Collection entries:
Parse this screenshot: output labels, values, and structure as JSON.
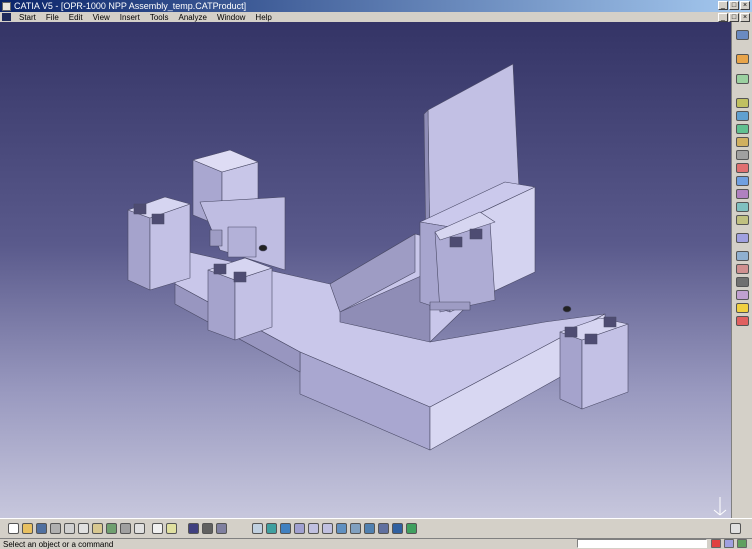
{
  "window": {
    "title": "CATIA V5 - [OPR-1000 NPP Assembly_temp.CATProduct]",
    "minimize_glyph": "_",
    "maximize_glyph": "□",
    "close_glyph": "×"
  },
  "menu": {
    "items": [
      "Start",
      "File",
      "Edit",
      "View",
      "Insert",
      "Tools",
      "Analyze",
      "Window",
      "Help"
    ]
  },
  "viewport": {
    "background_top": "#343466",
    "background_bottom": "#c7c7dd",
    "model_color": "#c4c2e6",
    "compass_label": "z"
  },
  "toolbars": {
    "right_icons": [
      "workbench-icon",
      "select-icon",
      "snap-icon",
      "product-icon",
      "component-icon",
      "part-icon",
      "existing-component-icon",
      "replace-icon",
      "graph-tree-icon",
      "generate-numbering-icon",
      "reorder-icon",
      "multi-instantiation-icon",
      "fast-instantiation-icon",
      "constraints-icon",
      "bill-of-material-icon",
      "clash-icon",
      "section-icon",
      "measure-icon",
      "lightbulb-icon",
      "scene-icon"
    ],
    "bottom_icons": [
      "new-icon",
      "open-icon",
      "save-icon",
      "print-icon",
      "cut-icon",
      "copy-icon",
      "paste-icon",
      "undo-icon",
      "redo-icon",
      "help-icon",
      "formula-icon",
      "comment-icon",
      "view-mode-icon",
      "render-icon",
      "hide-show-icon",
      "fly-icon",
      "fit-all-icon",
      "pan-icon",
      "rotate-icon",
      "zoom-in-icon",
      "zoom-out-icon",
      "normal-view-icon",
      "iso-view-icon",
      "multi-view-icon",
      "shading-icon",
      "hide-icon",
      "swap-icon",
      "sketch-icon"
    ]
  },
  "status": {
    "message": "Select an object or a command",
    "command_value": ""
  }
}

## Set problem
Reproduce every entry exactly, but omit each picture.

## Solution
Parse this screenshot: output labels, values, and structure as JSON.
{
  "window": {
    "title": "CATIA V5 - [OPR-1000 NPP Assembly_temp.CATProduct]",
    "minimize_glyph": "_",
    "maximize_glyph": "□",
    "close_glyph": "×"
  },
  "menu": {
    "items": [
      "Start",
      "File",
      "Edit",
      "View",
      "Insert",
      "Tools",
      "Analyze",
      "Window",
      "Help"
    ]
  },
  "viewport": {
    "background_top": "#343466",
    "background_bottom": "#c7c7dd",
    "model_color": "#c4c2e6",
    "compass_label": "z"
  },
  "toolbars": {
    "right_icons": [
      "workbench-icon",
      "select-icon",
      "snap-icon",
      "product-icon",
      "component-icon",
      "part-icon",
      "existing-component-icon",
      "replace-icon",
      "graph-tree-icon",
      "generate-numbering-icon",
      "reorder-icon",
      "multi-instantiation-icon",
      "fast-instantiation-icon",
      "constraints-icon",
      "bill-of-material-icon",
      "clash-icon",
      "section-icon",
      "measure-icon",
      "lightbulb-icon",
      "scene-icon"
    ],
    "bottom_icons": [
      "new-icon",
      "open-icon",
      "save-icon",
      "print-icon",
      "cut-icon",
      "copy-icon",
      "paste-icon",
      "undo-icon",
      "redo-icon",
      "help-icon",
      "formula-icon",
      "comment-icon",
      "view-mode-icon",
      "render-icon",
      "hide-show-icon",
      "fly-icon",
      "fit-all-icon",
      "pan-icon",
      "rotate-icon",
      "zoom-in-icon",
      "zoom-out-icon",
      "normal-view-icon",
      "iso-view-icon",
      "multi-view-icon",
      "shading-icon",
      "hide-icon",
      "swap-icon",
      "sketch-icon"
    ]
  },
  "status": {
    "message": "Select an object or a command",
    "command_value": ""
  }
}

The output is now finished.